▸ Task goal: Every line that holds the string "والأول" is to be identified and copied.

▸ Records supplied:

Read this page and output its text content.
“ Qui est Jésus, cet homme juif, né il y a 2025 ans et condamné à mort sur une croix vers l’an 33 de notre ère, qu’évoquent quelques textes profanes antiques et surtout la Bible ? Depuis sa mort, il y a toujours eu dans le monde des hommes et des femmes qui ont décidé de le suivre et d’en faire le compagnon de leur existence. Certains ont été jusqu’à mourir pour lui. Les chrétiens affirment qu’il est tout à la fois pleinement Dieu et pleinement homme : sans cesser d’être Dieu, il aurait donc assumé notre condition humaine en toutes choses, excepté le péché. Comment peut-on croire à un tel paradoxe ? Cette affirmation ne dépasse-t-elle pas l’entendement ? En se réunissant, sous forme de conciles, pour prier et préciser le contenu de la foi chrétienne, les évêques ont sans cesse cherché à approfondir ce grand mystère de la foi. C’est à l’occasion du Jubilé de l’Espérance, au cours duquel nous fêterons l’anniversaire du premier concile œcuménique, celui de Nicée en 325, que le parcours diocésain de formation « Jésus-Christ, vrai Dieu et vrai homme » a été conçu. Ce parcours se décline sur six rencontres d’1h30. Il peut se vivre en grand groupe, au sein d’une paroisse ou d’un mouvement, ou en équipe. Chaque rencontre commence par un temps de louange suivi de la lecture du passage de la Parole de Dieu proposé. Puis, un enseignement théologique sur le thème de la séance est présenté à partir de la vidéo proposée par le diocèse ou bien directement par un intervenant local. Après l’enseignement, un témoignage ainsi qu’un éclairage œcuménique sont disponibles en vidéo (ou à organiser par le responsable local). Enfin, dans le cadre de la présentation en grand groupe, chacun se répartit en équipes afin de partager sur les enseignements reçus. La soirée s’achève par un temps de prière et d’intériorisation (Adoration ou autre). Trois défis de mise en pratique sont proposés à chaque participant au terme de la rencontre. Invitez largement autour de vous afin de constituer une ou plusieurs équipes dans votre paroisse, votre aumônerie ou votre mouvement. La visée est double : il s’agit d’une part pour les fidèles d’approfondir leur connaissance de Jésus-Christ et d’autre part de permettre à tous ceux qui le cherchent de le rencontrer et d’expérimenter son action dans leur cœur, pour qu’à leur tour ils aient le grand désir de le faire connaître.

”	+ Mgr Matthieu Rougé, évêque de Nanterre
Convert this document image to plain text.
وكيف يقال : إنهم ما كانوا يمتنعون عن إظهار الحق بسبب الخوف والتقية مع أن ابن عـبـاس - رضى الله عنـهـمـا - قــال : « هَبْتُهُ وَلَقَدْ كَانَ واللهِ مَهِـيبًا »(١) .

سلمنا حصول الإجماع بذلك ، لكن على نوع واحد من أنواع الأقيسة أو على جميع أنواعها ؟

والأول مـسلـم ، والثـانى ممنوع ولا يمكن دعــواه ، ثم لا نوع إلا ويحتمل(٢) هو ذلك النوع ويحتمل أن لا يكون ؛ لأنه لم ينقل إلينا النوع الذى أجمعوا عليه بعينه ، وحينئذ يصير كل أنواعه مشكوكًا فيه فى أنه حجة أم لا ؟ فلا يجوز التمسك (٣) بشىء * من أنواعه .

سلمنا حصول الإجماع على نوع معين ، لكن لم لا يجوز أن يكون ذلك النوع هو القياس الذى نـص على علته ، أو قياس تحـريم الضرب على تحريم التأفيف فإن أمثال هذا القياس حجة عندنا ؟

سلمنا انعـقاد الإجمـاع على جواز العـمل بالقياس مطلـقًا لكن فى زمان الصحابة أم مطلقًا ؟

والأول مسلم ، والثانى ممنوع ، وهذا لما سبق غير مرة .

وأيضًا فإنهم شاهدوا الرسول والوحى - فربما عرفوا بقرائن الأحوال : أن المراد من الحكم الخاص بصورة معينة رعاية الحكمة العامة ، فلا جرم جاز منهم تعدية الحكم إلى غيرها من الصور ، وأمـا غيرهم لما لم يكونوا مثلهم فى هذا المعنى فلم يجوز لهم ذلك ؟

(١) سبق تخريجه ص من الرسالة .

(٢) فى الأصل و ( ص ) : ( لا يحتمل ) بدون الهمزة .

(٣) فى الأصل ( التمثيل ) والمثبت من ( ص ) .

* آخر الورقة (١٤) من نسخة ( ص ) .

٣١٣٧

▸ Result:
والأول مـسلـم ، والثـانى ممنوع ولا يمكن دعــواه ، ثم لا نوع إلا ويحتمل(٢) هو ذلك النوع ويحتمل أن لا يكون ؛ لأنه لم ينقل إلينا النوع الذى أجمعوا عليه بعينه ، وحينئذ يصير كل أنواعه مشكوكًا فيه فى أنه حجة أم لا ؟ فلا يجوز التمسك (٣) بشىء * من أنواعه .
والأول مسلم ، والثانى ممنوع ، وهذا لما سبق غير مرة .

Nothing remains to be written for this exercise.